━━━━━ THE DATA
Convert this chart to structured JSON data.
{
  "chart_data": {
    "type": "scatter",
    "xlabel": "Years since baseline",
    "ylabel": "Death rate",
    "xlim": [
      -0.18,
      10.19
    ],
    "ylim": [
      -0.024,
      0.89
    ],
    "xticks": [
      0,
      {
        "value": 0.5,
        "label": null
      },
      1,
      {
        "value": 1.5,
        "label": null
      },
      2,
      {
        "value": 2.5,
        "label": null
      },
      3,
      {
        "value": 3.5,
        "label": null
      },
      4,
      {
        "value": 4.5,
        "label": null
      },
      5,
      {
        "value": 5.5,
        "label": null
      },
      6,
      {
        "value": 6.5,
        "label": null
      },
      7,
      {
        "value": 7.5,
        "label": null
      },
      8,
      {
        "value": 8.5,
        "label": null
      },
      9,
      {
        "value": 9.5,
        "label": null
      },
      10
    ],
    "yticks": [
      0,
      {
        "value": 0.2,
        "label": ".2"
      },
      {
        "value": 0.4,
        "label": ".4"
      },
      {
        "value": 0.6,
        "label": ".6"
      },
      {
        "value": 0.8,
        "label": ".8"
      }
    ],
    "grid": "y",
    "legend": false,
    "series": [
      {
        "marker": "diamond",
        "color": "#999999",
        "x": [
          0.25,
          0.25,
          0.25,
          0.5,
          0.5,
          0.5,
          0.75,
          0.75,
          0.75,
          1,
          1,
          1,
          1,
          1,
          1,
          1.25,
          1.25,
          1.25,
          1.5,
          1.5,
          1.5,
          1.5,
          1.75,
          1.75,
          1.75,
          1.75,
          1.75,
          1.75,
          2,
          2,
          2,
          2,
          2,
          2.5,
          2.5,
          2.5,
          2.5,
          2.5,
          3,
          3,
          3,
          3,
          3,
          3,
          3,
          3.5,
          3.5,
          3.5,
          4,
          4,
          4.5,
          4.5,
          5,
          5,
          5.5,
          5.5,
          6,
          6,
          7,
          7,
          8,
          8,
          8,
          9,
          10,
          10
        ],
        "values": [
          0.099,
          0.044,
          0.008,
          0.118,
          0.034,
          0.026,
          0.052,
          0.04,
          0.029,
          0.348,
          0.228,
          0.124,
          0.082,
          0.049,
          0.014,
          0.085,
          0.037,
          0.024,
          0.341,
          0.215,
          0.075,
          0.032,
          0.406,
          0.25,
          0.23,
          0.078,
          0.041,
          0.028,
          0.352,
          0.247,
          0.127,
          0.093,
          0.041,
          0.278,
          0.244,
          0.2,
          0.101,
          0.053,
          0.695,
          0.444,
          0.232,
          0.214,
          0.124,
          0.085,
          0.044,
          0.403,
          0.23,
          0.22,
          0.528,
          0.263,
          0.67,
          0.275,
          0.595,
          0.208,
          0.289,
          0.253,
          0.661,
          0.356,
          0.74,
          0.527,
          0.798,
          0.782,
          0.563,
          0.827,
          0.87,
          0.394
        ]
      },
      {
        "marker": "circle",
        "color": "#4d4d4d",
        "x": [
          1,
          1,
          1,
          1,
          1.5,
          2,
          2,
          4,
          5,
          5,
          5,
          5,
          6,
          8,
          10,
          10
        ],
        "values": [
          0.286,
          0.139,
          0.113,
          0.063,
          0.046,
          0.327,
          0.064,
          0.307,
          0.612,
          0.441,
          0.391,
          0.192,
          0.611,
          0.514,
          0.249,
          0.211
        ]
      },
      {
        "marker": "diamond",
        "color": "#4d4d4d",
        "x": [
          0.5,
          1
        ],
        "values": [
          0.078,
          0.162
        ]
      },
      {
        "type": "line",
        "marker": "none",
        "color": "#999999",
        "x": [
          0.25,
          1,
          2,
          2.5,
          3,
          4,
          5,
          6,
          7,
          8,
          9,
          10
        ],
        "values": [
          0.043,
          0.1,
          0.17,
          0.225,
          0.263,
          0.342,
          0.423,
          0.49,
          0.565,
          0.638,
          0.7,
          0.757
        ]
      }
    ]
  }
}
━━━━━━━━━━
━━━━━ THE DATA
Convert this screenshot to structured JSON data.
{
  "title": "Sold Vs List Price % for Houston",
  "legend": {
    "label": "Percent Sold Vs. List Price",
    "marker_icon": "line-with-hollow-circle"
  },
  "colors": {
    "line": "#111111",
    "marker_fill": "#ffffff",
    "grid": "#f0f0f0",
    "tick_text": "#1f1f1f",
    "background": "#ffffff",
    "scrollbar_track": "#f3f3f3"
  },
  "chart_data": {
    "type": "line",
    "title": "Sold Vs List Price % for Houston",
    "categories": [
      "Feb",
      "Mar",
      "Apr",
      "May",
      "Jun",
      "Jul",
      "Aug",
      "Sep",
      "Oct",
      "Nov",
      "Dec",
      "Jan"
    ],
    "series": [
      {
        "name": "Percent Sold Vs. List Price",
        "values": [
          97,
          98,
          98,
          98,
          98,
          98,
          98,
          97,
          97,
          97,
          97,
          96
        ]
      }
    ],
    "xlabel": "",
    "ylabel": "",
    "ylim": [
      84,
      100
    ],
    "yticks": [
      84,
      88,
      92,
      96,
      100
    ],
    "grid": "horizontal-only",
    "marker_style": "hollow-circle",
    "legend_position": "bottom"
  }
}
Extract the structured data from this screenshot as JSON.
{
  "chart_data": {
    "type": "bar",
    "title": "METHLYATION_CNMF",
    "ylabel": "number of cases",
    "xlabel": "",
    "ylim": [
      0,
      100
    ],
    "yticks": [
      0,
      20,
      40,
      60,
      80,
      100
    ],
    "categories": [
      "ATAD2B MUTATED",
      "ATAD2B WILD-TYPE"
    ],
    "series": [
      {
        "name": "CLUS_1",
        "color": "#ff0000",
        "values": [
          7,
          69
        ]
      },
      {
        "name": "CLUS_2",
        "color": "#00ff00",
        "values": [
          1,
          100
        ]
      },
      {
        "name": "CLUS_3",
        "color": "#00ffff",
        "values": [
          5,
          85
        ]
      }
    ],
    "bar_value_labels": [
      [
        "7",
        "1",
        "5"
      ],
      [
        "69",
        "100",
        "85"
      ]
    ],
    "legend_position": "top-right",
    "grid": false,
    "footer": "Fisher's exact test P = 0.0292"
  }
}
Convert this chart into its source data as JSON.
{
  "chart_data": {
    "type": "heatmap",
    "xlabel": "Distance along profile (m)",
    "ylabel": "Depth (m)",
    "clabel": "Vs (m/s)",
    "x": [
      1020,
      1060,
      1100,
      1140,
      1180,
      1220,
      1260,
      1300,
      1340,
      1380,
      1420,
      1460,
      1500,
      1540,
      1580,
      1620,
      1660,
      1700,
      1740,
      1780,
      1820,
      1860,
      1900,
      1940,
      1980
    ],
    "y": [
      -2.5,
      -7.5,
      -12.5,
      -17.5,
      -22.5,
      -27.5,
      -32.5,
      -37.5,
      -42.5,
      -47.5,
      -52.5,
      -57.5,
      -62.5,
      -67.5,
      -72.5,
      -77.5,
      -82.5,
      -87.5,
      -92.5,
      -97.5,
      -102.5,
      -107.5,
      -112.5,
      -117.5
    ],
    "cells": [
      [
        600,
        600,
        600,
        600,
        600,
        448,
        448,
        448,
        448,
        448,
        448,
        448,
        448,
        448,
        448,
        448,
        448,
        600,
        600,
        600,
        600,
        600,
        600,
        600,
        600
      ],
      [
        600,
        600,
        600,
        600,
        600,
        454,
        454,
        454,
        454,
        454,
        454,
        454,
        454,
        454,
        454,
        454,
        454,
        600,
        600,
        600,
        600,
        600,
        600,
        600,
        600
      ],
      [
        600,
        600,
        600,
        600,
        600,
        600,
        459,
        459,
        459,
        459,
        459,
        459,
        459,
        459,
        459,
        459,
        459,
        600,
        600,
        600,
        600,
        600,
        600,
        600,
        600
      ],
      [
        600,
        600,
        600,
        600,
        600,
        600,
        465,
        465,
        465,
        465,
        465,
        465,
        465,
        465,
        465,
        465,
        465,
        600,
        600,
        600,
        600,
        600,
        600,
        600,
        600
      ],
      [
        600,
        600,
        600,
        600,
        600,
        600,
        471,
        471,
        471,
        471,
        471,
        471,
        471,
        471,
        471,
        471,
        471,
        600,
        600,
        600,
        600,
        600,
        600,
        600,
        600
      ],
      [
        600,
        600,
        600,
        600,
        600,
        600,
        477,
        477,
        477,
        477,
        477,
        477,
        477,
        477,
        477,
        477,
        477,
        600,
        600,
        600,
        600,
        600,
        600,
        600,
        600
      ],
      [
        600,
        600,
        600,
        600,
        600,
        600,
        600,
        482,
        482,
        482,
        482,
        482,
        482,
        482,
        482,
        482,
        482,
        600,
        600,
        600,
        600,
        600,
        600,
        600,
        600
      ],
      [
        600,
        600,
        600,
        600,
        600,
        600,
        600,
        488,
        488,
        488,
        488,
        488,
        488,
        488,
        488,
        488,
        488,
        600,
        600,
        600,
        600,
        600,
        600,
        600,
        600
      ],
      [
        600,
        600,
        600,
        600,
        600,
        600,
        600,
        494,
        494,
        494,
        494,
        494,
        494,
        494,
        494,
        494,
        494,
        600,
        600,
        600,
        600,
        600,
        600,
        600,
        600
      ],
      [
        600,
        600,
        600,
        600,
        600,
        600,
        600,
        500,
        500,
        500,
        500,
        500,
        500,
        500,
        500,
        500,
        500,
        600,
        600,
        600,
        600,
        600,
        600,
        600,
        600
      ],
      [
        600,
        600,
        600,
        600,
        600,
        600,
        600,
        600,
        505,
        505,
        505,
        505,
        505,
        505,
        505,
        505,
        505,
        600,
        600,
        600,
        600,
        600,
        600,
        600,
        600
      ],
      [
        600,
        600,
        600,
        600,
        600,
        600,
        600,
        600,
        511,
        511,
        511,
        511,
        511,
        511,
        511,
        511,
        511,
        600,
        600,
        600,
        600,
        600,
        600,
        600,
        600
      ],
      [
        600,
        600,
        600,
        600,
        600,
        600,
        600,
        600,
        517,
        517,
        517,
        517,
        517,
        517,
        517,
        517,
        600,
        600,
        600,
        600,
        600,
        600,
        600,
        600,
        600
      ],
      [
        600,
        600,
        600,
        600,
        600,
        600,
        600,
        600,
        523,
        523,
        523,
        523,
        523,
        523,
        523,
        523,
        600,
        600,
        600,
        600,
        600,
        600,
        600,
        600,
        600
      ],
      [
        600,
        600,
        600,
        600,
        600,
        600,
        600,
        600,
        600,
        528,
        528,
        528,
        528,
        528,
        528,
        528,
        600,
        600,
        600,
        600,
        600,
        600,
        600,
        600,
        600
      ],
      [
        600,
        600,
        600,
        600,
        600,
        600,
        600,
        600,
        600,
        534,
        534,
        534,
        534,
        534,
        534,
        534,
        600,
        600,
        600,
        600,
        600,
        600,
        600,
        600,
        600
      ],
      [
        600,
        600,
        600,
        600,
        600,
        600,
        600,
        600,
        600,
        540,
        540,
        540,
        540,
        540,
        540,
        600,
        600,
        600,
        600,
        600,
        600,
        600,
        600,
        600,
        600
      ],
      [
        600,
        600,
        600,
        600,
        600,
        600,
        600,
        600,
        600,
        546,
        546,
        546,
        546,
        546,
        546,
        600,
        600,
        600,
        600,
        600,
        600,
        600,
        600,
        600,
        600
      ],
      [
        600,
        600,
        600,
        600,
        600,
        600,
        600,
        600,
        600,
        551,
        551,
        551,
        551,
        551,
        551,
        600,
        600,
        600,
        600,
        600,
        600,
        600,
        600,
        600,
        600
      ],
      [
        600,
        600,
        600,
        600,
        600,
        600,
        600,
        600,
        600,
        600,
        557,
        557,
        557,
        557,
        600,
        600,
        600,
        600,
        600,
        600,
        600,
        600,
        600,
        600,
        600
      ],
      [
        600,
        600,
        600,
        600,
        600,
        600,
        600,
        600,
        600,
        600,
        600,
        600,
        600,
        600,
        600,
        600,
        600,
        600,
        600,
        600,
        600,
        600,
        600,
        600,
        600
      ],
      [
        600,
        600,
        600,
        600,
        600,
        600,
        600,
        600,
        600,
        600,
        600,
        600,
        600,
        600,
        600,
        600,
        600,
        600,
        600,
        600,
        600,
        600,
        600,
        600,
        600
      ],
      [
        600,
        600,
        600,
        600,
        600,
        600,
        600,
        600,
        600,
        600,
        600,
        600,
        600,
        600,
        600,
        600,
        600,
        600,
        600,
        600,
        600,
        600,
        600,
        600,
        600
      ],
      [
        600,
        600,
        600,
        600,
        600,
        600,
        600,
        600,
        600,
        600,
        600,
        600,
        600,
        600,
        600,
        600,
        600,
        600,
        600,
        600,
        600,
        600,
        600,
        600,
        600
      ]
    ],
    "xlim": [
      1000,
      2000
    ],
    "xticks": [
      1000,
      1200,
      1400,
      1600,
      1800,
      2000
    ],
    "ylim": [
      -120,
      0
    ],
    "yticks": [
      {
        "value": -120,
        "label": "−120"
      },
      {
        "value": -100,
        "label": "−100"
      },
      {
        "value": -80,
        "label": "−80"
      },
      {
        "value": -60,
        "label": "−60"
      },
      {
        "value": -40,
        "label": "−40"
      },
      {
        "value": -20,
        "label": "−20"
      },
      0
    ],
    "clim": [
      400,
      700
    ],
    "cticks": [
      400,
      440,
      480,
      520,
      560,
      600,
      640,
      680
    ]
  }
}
━━━━━━━━━━
OBJECTIVE: Copy each line of the listing that holds the word "grid".

WRITTEN SOLUTION:
    "grid": "y",
    "grid": "#f0f0f0",
    "grid": "horizontal-only",
    "grid": false,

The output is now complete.